- Records shown -
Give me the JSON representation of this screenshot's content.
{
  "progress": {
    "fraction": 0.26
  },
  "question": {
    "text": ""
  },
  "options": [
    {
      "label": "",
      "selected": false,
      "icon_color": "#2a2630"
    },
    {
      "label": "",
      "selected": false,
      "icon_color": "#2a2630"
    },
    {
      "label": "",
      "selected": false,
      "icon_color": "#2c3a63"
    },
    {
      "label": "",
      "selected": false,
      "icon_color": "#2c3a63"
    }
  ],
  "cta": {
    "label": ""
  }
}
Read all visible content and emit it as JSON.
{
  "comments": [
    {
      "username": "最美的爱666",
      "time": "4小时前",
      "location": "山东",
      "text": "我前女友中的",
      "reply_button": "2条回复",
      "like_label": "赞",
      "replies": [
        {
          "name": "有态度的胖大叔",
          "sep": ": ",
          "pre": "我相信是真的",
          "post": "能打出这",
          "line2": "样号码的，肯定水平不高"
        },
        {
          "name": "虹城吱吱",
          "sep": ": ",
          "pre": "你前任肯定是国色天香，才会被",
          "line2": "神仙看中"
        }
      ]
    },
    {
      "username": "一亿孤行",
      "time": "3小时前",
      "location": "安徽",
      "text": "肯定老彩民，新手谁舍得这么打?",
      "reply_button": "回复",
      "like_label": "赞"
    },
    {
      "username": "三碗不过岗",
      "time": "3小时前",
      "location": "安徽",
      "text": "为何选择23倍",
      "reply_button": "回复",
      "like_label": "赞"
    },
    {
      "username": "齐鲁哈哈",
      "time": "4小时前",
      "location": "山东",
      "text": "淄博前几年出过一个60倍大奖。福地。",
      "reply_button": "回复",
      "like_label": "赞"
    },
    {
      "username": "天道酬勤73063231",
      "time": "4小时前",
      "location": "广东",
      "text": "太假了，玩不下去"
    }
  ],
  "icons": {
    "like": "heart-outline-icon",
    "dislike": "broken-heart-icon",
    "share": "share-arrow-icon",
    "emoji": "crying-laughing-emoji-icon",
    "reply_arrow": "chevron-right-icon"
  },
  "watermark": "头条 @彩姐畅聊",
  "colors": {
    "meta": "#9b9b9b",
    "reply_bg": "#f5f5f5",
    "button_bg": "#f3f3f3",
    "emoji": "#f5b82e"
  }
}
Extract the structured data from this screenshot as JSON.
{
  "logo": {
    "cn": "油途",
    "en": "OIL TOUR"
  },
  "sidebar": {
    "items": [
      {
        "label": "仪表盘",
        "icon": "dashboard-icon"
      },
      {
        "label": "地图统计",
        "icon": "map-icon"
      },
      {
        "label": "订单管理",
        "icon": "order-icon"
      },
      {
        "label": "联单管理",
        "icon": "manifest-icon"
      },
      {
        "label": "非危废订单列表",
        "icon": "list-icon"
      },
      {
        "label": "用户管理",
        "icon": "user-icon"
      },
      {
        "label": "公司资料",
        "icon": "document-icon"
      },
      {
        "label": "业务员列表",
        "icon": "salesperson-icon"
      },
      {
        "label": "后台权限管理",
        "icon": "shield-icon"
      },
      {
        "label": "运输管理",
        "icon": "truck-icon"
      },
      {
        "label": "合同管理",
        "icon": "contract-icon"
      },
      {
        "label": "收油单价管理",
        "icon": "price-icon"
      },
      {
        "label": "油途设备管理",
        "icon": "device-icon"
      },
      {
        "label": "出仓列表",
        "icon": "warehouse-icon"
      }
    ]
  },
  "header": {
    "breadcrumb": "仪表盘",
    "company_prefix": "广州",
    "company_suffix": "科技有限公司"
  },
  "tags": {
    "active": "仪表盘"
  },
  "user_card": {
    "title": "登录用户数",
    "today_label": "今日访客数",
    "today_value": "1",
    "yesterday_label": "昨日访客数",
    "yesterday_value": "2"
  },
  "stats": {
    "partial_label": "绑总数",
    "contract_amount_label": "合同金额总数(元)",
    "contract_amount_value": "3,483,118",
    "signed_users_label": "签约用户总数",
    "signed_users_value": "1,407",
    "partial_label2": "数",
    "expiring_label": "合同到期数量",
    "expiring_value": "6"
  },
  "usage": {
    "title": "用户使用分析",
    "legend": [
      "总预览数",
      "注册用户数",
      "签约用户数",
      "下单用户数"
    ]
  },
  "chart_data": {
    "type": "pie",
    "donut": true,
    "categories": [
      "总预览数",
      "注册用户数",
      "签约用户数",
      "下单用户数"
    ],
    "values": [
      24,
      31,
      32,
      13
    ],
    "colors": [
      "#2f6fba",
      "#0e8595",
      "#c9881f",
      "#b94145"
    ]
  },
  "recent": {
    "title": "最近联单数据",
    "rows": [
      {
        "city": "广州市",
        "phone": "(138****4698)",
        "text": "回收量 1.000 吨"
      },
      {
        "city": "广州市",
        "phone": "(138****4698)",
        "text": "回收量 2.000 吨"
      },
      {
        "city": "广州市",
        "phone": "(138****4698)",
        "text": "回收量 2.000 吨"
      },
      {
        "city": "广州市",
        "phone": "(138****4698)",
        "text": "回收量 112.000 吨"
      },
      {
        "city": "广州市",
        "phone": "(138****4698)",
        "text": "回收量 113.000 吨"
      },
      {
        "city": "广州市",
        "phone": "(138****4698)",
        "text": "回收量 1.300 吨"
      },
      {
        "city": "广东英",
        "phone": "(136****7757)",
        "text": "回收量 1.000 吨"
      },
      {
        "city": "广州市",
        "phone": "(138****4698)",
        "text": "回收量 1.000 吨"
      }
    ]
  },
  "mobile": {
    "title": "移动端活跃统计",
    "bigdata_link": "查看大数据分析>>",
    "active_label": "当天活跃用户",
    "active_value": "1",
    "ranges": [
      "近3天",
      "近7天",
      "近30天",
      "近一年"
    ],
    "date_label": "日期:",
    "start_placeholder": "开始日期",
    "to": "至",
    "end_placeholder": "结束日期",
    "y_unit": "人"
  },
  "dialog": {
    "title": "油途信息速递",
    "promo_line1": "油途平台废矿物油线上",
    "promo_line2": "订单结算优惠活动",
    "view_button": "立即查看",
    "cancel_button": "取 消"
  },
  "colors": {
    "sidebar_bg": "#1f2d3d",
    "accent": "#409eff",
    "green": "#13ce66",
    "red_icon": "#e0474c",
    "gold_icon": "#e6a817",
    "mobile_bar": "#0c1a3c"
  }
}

- Stated problem -
Repeat the material word for word, in full.

- Finished answer -
Give me the JSON representation of this screenshot's content.
{
  "progress": {
    "fraction": 0.26
  },
  "question": {
    "text": ""
  },
  "options": [
    {
      "label": "",
      "selected": false,
      "icon_color": "#2a2630"
    },
    {
      "label": "",
      "selected": false,
      "icon_color": "#2a2630"
    },
    {
      "label": "",
      "selected": false,
      "icon_color": "#2c3a63"
    },
    {
      "label": "",
      "selected": false,
      "icon_color": "#2c3a63"
    }
  ],
  "cta": {
    "label": ""
  }
}
Read all visible content and emit it as JSON.
{
  "comments": [
    {
      "username": "最美的爱666",
      "time": "4小时前",
      "location": "山东",
      "text": "我前女友中的",
      "reply_button": "2条回复",
      "like_label": "赞",
      "replies": [
        {
          "name": "有态度的胖大叔",
          "sep": ": ",
          "pre": "我相信是真的",
          "post": "能打出这",
          "line2": "样号码的，肯定水平不高"
        },
        {
          "name": "虹城吱吱",
          "sep": ": ",
          "pre": "你前任肯定是国色天香，才会被",
          "line2": "神仙看中"
        }
      ]
    },
    {
      "username": "一亿孤行",
      "time": "3小时前",
      "location": "安徽",
      "text": "肯定老彩民，新手谁舍得这么打?",
      "reply_button": "回复",
      "like_label": "赞"
    },
    {
      "username": "三碗不过岗",
      "time": "3小时前",
      "location": "安徽",
      "text": "为何选择23倍",
      "reply_button": "回复",
      "like_label": "赞"
    },
    {
      "username": "齐鲁哈哈",
      "time": "4小时前",
      "location": "山东",
      "text": "淄博前几年出过一个60倍大奖。福地。",
      "reply_button": "回复",
      "like_label": "赞"
    },
    {
      "username": "天道酬勤73063231",
      "time": "4小时前",
      "location": "广东",
      "text": "太假了，玩不下去"
    }
  ],
  "icons": {
    "like": "heart-outline-icon",
    "dislike": "broken-heart-icon",
    "share": "share-arrow-icon",
    "emoji": "crying-laughing-emoji-icon",
    "reply_arrow": "chevron-right-icon"
  },
  "watermark": "头条 @彩姐畅聊",
  "colors": {
    "meta": "#9b9b9b",
    "reply_bg": "#f5f5f5",
    "button_bg": "#f3f3f3",
    "emoji": "#f5b82e"
  }
}
Extract the structured data from this screenshot as JSON.
{
  "logo": {
    "cn": "油途",
    "en": "OIL TOUR"
  },
  "sidebar": {
    "items": [
      {
        "label": "仪表盘",
        "icon": "dashboard-icon"
      },
      {
        "label": "地图统计",
        "icon": "map-icon"
      },
      {
        "label": "订单管理",
        "icon": "order-icon"
      },
      {
        "label": "联单管理",
        "icon": "manifest-icon"
      },
      {
        "label": "非危废订单列表",
        "icon": "list-icon"
      },
      {
        "label": "用户管理",
        "icon": "user-icon"
      },
      {
        "label": "公司资料",
        "icon": "document-icon"
      },
      {
        "label": "业务员列表",
        "icon": "salesperson-icon"
      },
      {
        "label": "后台权限管理",
        "icon": "shield-icon"
      },
      {
        "label": "运输管理",
        "icon": "truck-icon"
      },
      {
        "label": "合同管理",
        "icon": "contract-icon"
      },
      {
        "label": "收油单价管理",
        "icon": "price-icon"
      },
      {
        "label": "油途设备管理",
        "icon": "device-icon"
      },
      {
        "label": "出仓列表",
        "icon": "warehouse-icon"
      }
    ]
  },
  "header": {
    "breadcrumb": "仪表盘",
    "company_prefix": "广州",
    "company_suffix": "科技有限公司"
  },
  "tags": {
    "active": "仪表盘"
  },
  "user_card": {
    "title": "登录用户数",
    "today_label": "今日访客数",
    "today_value": "1",
    "yesterday_label": "昨日访客数",
    "yesterday_value": "2"
  },
  "stats": {
    "partial_label": "绑总数",
    "contract_amount_label": "合同金额总数(元)",
    "contract_amount_value": "3,483,118",
    "signed_users_label": "签约用户总数",
    "signed_users_value": "1,407",
    "partial_label2": "数",
    "expiring_label": "合同到期数量",
    "expiring_value": "6"
  },
  "usage": {
    "title": "用户使用分析",
    "legend": [
      "总预览数",
      "注册用户数",
      "签约用户数",
      "下单用户数"
    ]
  },
  "chart_data": {
    "type": "pie",
    "donut": true,
    "categories": [
      "总预览数",
      "注册用户数",
      "签约用户数",
      "下单用户数"
    ],
    "values": [
      24,
      31,
      32,
      13
    ],
    "colors": [
      "#2f6fba",
      "#0e8595",
      "#c9881f",
      "#b94145"
    ]
  },
  "recent": {
    "title": "最近联单数据",
    "rows": [
      {
        "city": "广州市",
        "phone": "(138****4698)",
        "text": "回收量 1.000 吨"
      },
      {
        "city": "广州市",
        "phone": "(138****4698)",
        "text": "回收量 2.000 吨"
      },
      {
        "city": "广州市",
        "phone": "(138****4698)",
        "text": "回收量 2.000 吨"
      },
      {
        "city": "广州市",
        "phone": "(138****4698)",
        "text": "回收量 112.000 吨"
      },
      {
        "city": "广州市",
        "phone": "(138****4698)",
        "text": "回收量 113.000 吨"
      },
      {
        "city": "广州市",
        "phone": "(138****4698)",
        "text": "回收量 1.300 吨"
      },
      {
        "city": "广东英",
        "phone": "(136****7757)",
        "text": "回收量 1.000 吨"
      },
      {
        "city": "广州市",
        "phone": "(138****4698)",
        "text": "回收量 1.000 吨"
      }
    ]
  },
  "mobile": {
    "title": "移动端活跃统计",
    "bigdata_link": "查看大数据分析>>",
    "active_label": "当天活跃用户",
    "active_value": "1",
    "ranges": [
      "近3天",
      "近7天",
      "近30天",
      "近一年"
    ],
    "date_label": "日期:",
    "start_placeholder": "开始日期",
    "to": "至",
    "end_placeholder": "结束日期",
    "y_unit": "人"
  },
  "dialog": {
    "title": "油途信息速递",
    "promo_line1": "油途平台废矿物油线上",
    "promo_line2": "订单结算优惠活动",
    "view_button": "立即查看",
    "cancel_button": "取 消"
  },
  "colors": {
    "sidebar_bg": "#1f2d3d",
    "accent": "#409eff",
    "green": "#13ce66",
    "red_icon": "#e0474c",
    "gold_icon": "#e6a817",
    "mobile_bar": "#0c1a3c"
  }
}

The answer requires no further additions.